** EXERCISE INSTRUCTIONS **
Exclude the pictures and reproduce the remaining data exactly as written.

Dataset records
▼

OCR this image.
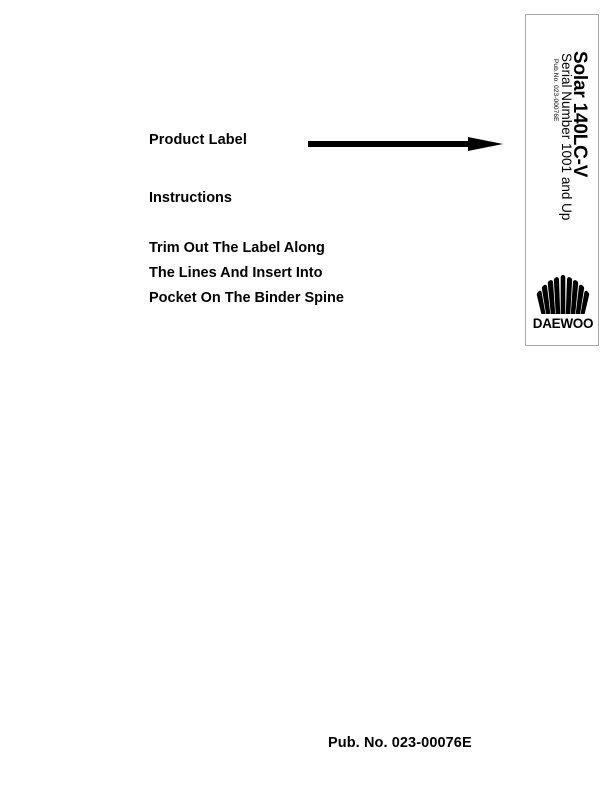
Product Label
Instructions
Trim Out The Label Along
The Lines And Insert Into
Pocket On The Binder Spine
Solar 140LC-V
Serial Number 1001 and Up
Pub.No. 023-00076E
DAEWOO
Pub. No. 023-00076E
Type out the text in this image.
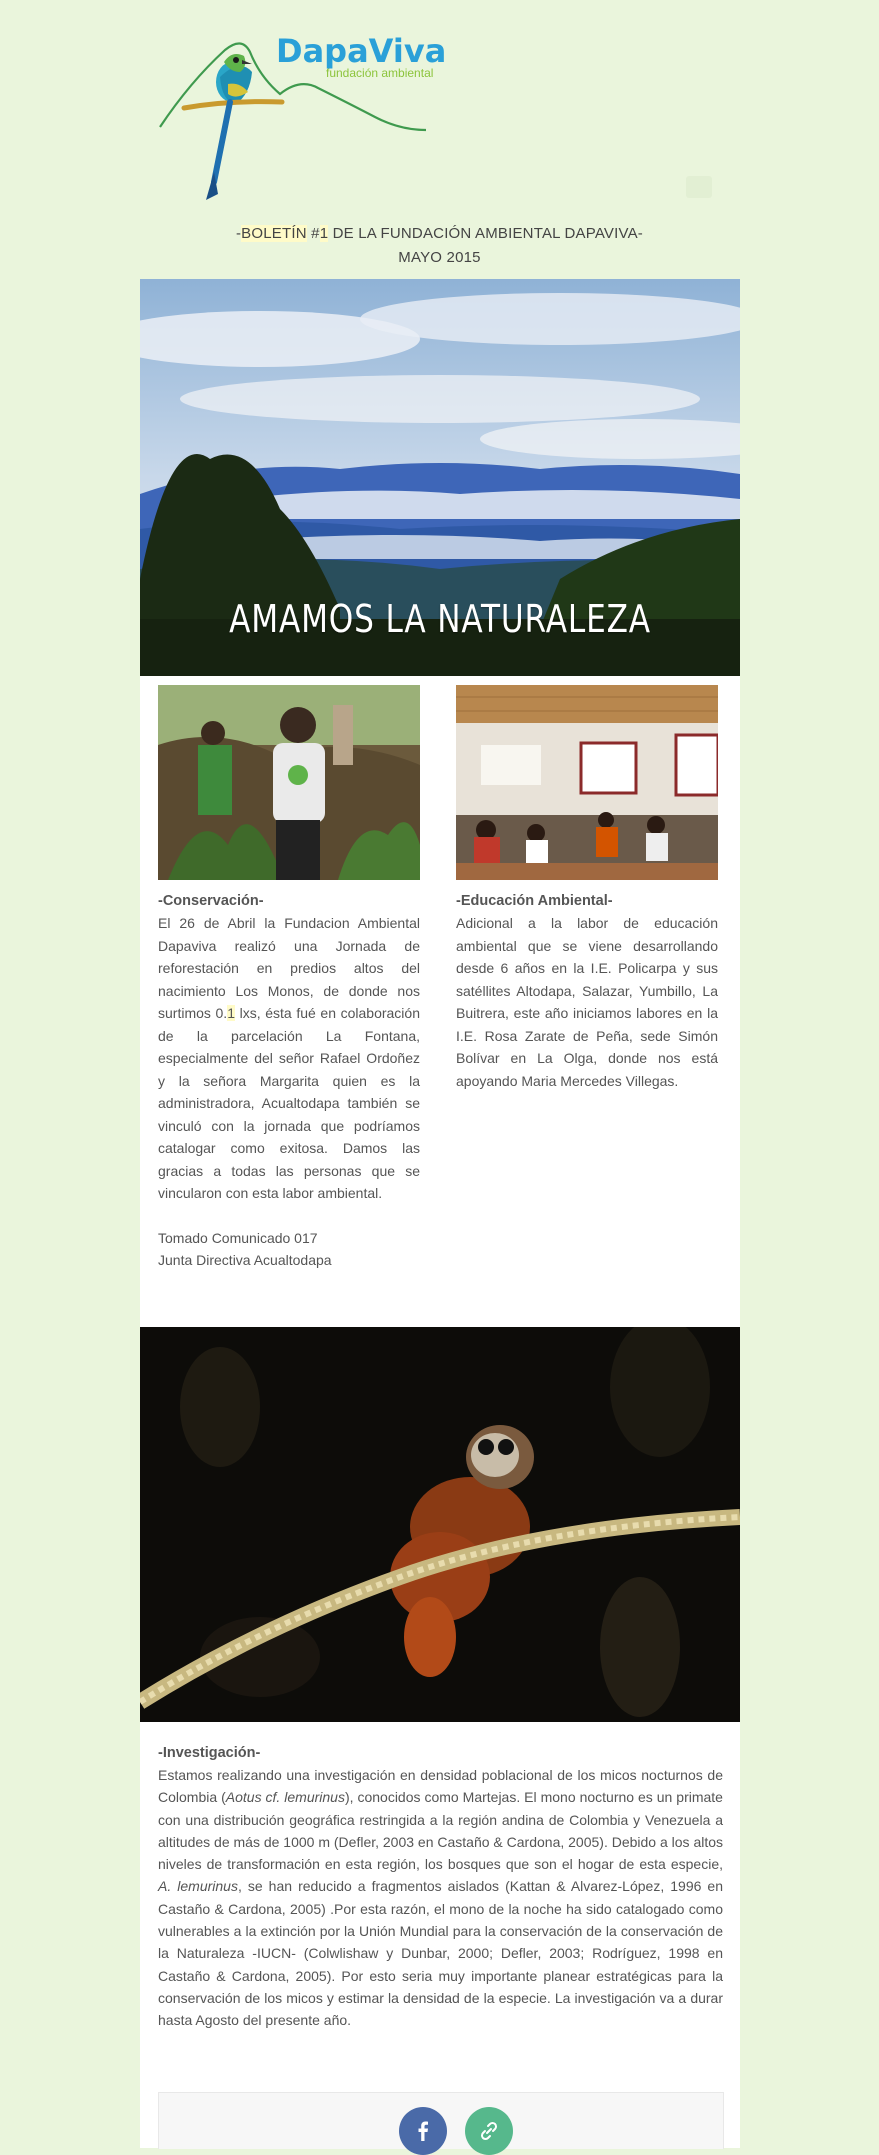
DapaViva
fundación ambiental
-BOLETÍN #1 DE LA FUNDACIÓN AMBIENTAL DAPAVIVA-
MAYO 2015
AMAMOS LA NATURALEZA
-Conservación-

El 26 de Abril la Fundacion Ambiental Dapaviva realizó una Jornada de reforestación en predios altos del nacimiento Los Monos, de donde nos surtimos 0.1 lxs, ésta fué en colaboración de la parcelación La Fontana, especialmente del señor Rafael Ordoñez y la señora Margarita quien es la administradora, Acualtodapa también se vinculó con la jornada que podríamos catalogar como exitosa. Damos las gracias a todas las personas que se vincularon con esta labor ambiental.

Tomado Comunicado 017
Junta Directiva Acualtodapa

-Educación Ambiental-

Adicional a la labor de educación ambiental que se viene desarrollando desde 6 años en la I.E. Policarpa y sus satéllites Altodapa, Salazar, Yumbillo, La Buitrera, este año iniciamos labores en la I.E. Rosa Zarate de Peña, sede Simón Bolívar en La Olga, donde nos está apoyando Maria Mercedes Villegas.

-Investigación-

Estamos realizando una investigación en densidad poblacional de los micos nocturnos de Colombia (Aotus cf. lemurinus), conocidos como Martejas. El mono nocturno es un primate con una distribución geográfica restringida a la región andina de Colombia y Venezuela a altitudes de más de 1000 m (Defler, 2003 en Castaño & Cardona, 2005). Debido a los altos niveles de transformación en esta región, los bosques que son el hogar de esta especie, A. lemurinus, se han reducido a fragmentos aislados (Kattan & Alvarez-López, 1996 en Castaño & Cardona, 2005) .Por esta razón, el mono de la noche ha sido catalogado como vulnerables a la extinción por la Unión Mundial para la conservación de la conservación de la Naturaleza -IUCN- (Colwlishaw y Dunbar, 2000; Defler, 2003; Rodríguez, 1998 en Castaño & Cardona, 2005). Por esto seria muy importante planear estratégicas para la conservación de los micos y estimar la densidad de la especie. La investigación va a durar hasta Agosto del presente año.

▲

** FINISHED TASK **
OCR this image.
Product Label
Instructions
Trim Out The Label Along
The Lines And Insert Into
Pocket On The Binder Spine
Solar 140LC-V
Serial Number 1001 and Up
Pub.No. 023-00076E
DAEWOO
Pub. No. 023-00076E
Type out the text in this image.
DapaViva
fundación ambiental
-BOLETÍN #1 DE LA FUNDACIÓN AMBIENTAL DAPAVIVA-
MAYO 2015
AMAMOS LA NATURALEZA
-Conservación-

El 26 de Abril la Fundacion Ambiental Dapaviva realizó una Jornada de reforestación en predios altos del nacimiento Los Monos, de donde nos surtimos 0.1 lxs, ésta fué en colaboración de la parcelación La Fontana, especialmente del señor Rafael Ordoñez y la señora Margarita quien es la administradora, Acualtodapa también se vinculó con la jornada que podríamos catalogar como exitosa. Damos las gracias a todas las personas que se vincularon con esta labor ambiental.

Tomado Comunicado 017
Junta Directiva Acualtodapa

-Educación Ambiental-

Adicional a la labor de educación ambiental que se viene desarrollando desde 6 años en la I.E. Policarpa y sus satéllites Altodapa, Salazar, Yumbillo, La Buitrera, este año iniciamos labores en la I.E. Rosa Zarate de Peña, sede Simón Bolívar en La Olga, donde nos está apoyando Maria Mercedes Villegas.

-Investigación-

Estamos realizando una investigación en densidad poblacional de los micos nocturnos de Colombia (Aotus cf. lemurinus), conocidos como Martejas. El mono nocturno es un primate con una distribución geográfica restringida a la región andina de Colombia y Venezuela a altitudes de más de 1000 m (Defler, 2003 en Castaño & Cardona, 2005). Debido a los altos niveles de transformación en esta región, los bosques que son el hogar de esta especie, A. lemurinus, se han reducido a fragmentos aislados (Kattan & Alvarez-López, 1996 en Castaño & Cardona, 2005) .Por esta razón, el mono de la noche ha sido catalogado como vulnerables a la extinción por la Unión Mundial para la conservación de la conservación de la Naturaleza -IUCN- (Colwlishaw y Dunbar, 2000; Defler, 2003; Rodríguez, 1998 en Castaño & Cardona, 2005). Por esto seria muy importante planear estratégicas para la conservación de los micos y estimar la densidad de la especie. La investigación va a durar hasta Agosto del presente año.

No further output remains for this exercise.